**INFORMATION GIVEN:**
◇ ◇ ◇ ◇ ◇
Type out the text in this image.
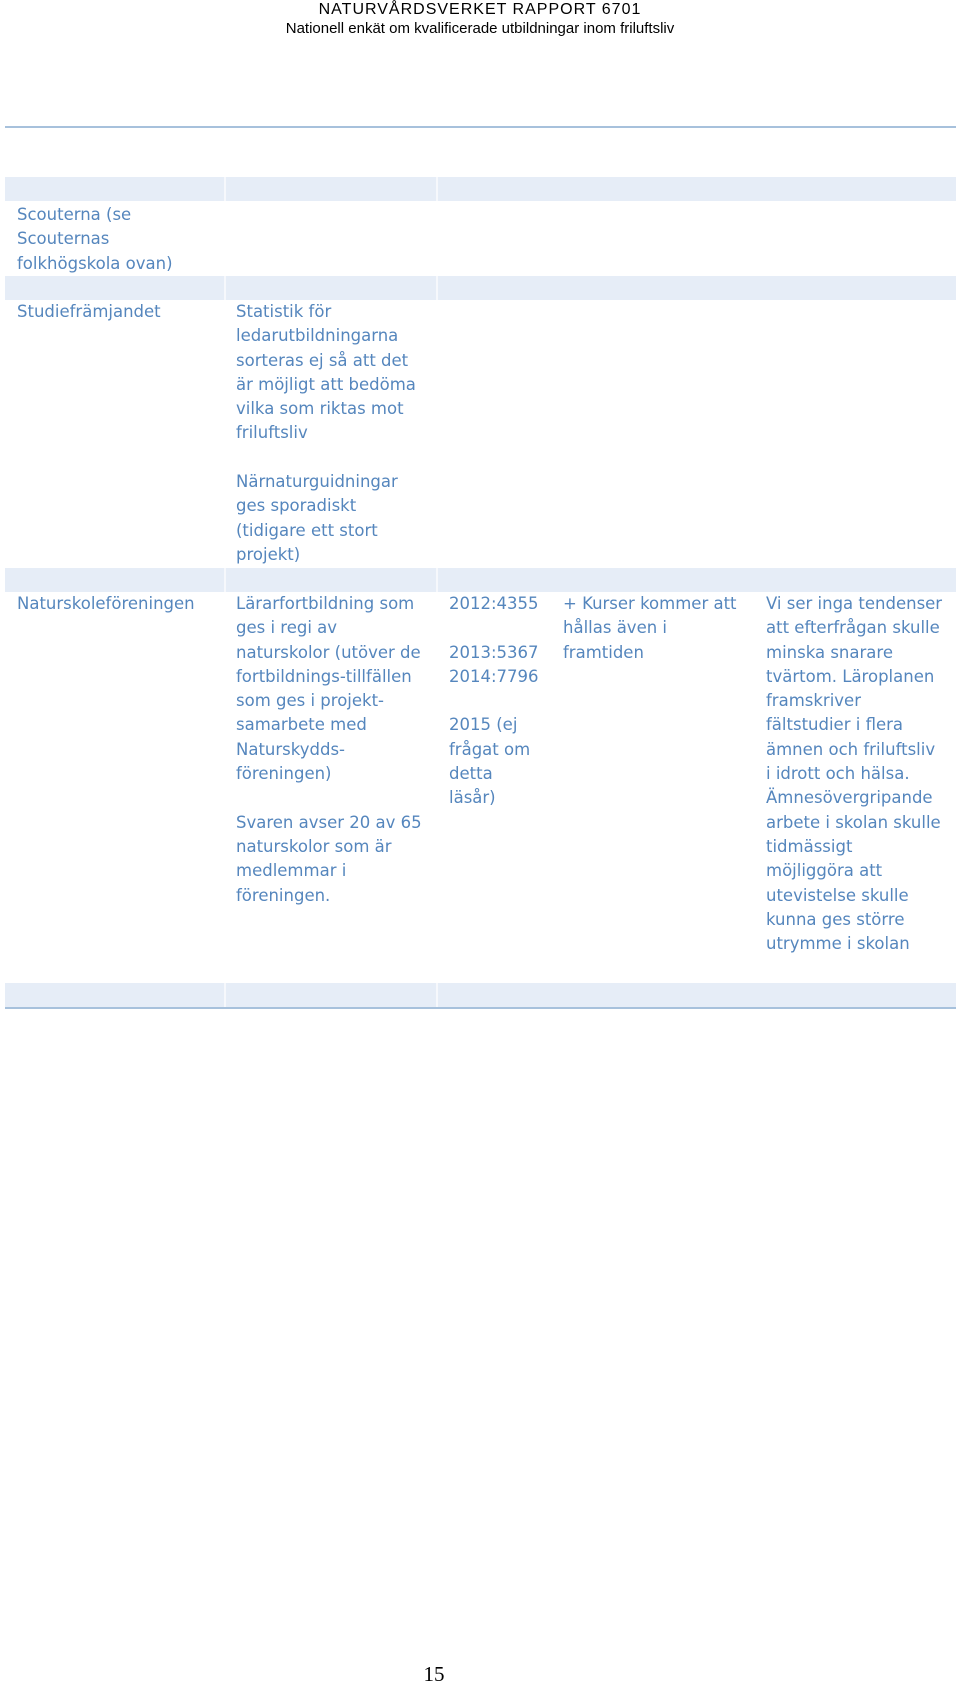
NATURVÅRDSVERKET RAPPORT 6701
Nationell enkät om kvalificerade utbildningar inom friluftsliv
Scouterna (se
Scouternas
folkhögskola ovan)
Studiefrämjandet	Statistik för
ledarutbildningarna
sorteras ej så att det
är möjligt att bedöma
vilka som riktas mot
friluftsliv

Närnaturguidningar
ges sporadiskt
(tidigare ett stort
projekt)
Naturskoleföreningen	Lärarfortbildning som
ges i regi av
naturskolor (utöver de
fortbildnings-tillfällen
som ges i projekt-
samarbete med
Naturskydds-
föreningen)

Svaren avser 20 av 65
naturskolor som är
medlemmar i
föreningen.
2012:4355

2013:5367
2014:7796

2015 (ej
frågat om
detta
läsår)
+ Kurser kommer att
hållas även i
framtiden
Vi ser inga tendenser
att efterfrågan skulle
minska snarare
tvärtom. Läroplanen
framskriver
fältstudier i flera
ämnen och friluftsliv
i idrott och hälsa.
Ämnesövergripande
arbete i skolan skulle
tidmässigt
möjliggöra att
utevistelse skulle
kunna ges större
utrymme i skolan
15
◇ ◇ ◇ ◇ ◇
**WHAT YOU SHOULD DO:** Copy the records word for word, leaving no picture in the copy.

**SOLUTION TO THE EXERCISE:**
Type out the text in this image.
NATURVÅRDSVERKET RAPPORT 6701
Nationell enkät om kvalificerade utbildningar inom friluftsliv
Scouterna (se
Scouternas
folkhögskola ovan)
Studiefrämjandet	Statistik för
ledarutbildningarna
sorteras ej så att det
är möjligt att bedöma
vilka som riktas mot
friluftsliv

Närnaturguidningar
ges sporadiskt
(tidigare ett stort
projekt)
Naturskoleföreningen	Lärarfortbildning som
ges i regi av
naturskolor (utöver de
fortbildnings-tillfällen
som ges i projekt-
samarbete med
Naturskydds-
föreningen)

Svaren avser 20 av 65
naturskolor som är
medlemmar i
föreningen.
2012:4355

2013:5367
2014:7796

2015 (ej
frågat om
detta
läsår)
+ Kurser kommer att
hållas även i
framtiden
Vi ser inga tendenser
att efterfrågan skulle
minska snarare
tvärtom. Läroplanen
framskriver
fältstudier i flera
ämnen och friluftsliv
i idrott och hälsa.
Ämnesövergripande
arbete i skolan skulle
tidmässigt
möjliggöra att
utevistelse skulle
kunna ges större
utrymme i skolan
15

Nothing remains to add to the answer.